• **Task goal**: Find the word "Radio" in the listing; pull out each line holding it.

• **Input records**:
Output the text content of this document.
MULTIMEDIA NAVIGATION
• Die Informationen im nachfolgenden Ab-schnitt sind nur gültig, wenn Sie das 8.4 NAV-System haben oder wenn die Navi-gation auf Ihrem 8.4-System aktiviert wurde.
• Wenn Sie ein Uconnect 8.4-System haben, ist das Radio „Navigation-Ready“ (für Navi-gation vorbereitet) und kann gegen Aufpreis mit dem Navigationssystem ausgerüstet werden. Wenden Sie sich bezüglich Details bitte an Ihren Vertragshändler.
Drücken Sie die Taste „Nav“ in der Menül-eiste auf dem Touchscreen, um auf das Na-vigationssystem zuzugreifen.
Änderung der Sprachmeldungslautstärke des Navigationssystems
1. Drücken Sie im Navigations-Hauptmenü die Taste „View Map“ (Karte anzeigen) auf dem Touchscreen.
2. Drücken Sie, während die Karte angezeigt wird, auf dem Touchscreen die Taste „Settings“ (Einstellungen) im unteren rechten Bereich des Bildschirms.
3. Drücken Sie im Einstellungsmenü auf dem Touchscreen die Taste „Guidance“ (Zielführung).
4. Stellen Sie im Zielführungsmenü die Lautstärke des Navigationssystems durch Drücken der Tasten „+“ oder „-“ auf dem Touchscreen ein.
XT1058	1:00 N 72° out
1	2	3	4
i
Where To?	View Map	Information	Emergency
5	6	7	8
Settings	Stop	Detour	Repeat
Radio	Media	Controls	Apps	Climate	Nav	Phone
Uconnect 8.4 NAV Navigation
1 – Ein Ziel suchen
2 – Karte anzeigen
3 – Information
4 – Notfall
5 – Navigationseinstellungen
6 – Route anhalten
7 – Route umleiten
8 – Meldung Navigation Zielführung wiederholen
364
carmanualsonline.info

• **Answer for this exercise**:
• Wenn Sie ein Uconnect 8.4-System haben, ist das Radio „Navigation-Ready“ (für Navi-gation vorbereitet) und kann gegen Aufpreis mit dem Navigationssystem ausgerüstet werden. Wenden Sie sich bezüglich Details bitte an Ihren Vertragshändler.
Radio	Media	Controls	Apps	Climate	Nav	Phone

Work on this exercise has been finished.